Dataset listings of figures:
════
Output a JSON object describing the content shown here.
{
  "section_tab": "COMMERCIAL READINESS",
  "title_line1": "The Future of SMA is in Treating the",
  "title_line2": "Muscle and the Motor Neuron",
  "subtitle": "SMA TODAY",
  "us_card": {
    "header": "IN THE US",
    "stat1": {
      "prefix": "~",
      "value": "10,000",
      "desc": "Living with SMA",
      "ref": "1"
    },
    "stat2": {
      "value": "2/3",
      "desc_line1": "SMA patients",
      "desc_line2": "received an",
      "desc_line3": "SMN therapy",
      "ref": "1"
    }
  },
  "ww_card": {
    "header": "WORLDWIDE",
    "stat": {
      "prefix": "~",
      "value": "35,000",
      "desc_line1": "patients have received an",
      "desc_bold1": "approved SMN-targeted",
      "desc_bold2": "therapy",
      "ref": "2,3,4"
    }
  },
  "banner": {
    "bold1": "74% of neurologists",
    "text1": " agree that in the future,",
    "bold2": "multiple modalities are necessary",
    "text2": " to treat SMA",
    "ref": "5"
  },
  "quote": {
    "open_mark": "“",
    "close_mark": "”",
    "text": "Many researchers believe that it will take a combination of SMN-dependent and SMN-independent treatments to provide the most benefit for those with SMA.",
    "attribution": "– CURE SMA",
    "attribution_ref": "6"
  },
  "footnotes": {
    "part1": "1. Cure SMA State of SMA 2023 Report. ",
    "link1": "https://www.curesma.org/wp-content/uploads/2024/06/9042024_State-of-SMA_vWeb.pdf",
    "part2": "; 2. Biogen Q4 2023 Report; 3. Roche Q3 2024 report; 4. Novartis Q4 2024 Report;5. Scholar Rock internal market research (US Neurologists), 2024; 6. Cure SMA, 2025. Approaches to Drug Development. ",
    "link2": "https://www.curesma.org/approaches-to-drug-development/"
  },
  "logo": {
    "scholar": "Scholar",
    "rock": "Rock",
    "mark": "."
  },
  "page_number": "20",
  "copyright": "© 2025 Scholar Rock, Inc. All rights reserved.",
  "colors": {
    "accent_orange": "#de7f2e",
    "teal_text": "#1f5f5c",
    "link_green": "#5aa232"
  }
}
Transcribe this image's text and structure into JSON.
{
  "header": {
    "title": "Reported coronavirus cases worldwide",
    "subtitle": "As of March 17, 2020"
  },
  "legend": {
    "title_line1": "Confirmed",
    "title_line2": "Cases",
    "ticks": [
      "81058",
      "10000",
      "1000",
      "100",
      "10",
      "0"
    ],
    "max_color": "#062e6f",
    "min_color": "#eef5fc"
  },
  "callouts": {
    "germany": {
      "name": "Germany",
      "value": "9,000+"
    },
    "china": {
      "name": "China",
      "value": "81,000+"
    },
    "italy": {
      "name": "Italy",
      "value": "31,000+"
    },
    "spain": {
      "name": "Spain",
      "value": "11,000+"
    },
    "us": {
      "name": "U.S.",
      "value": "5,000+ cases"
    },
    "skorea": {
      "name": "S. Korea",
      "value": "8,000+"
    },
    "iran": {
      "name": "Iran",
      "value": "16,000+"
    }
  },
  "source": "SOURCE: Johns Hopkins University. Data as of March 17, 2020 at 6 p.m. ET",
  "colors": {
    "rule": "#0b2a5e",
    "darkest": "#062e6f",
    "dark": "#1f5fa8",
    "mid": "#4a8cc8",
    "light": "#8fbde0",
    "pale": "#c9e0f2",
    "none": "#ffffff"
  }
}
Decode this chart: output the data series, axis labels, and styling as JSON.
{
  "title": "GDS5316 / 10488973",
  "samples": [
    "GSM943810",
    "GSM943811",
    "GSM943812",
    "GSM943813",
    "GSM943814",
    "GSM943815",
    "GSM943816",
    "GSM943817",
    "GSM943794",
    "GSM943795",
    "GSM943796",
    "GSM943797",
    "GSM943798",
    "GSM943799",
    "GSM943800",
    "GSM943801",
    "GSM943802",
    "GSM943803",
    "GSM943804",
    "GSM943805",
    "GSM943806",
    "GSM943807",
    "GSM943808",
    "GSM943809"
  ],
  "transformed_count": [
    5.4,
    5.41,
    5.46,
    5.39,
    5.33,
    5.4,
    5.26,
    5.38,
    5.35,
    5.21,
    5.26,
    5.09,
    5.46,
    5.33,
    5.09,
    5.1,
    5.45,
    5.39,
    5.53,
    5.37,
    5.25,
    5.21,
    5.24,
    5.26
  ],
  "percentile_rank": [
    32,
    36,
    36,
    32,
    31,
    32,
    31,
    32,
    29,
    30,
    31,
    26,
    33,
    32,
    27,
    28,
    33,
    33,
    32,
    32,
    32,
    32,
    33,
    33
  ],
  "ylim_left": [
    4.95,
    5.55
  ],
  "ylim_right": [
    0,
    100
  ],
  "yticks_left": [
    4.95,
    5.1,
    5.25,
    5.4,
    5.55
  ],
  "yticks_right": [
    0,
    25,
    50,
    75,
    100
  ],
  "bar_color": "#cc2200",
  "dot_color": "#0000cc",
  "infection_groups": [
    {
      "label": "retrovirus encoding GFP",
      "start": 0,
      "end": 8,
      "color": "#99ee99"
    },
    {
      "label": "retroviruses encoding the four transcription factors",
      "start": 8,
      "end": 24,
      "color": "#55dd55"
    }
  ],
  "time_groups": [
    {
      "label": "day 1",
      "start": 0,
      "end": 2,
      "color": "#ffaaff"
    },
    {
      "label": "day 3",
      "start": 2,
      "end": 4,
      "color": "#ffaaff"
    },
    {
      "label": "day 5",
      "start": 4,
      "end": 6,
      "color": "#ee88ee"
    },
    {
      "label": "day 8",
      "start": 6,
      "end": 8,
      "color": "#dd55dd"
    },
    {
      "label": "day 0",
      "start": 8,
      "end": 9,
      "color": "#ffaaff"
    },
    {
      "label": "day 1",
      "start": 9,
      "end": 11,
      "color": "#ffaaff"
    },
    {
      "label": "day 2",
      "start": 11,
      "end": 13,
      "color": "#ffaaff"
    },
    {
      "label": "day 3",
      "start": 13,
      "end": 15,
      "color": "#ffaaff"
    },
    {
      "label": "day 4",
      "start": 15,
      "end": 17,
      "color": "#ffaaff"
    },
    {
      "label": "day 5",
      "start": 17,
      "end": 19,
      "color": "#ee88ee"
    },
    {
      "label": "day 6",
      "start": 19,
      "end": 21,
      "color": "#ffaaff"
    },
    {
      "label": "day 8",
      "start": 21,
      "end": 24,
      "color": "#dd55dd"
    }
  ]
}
════
Which lines in the data above hold the string "https"? Return each of them.

Finished exercise:
    "link1": "https://www.curesma.org/wp-content/uploads/2024/06/9042024_State-of-SMA_vWeb.pdf",
    "link2": "https://www.curesma.org/approaches-to-drug-development/"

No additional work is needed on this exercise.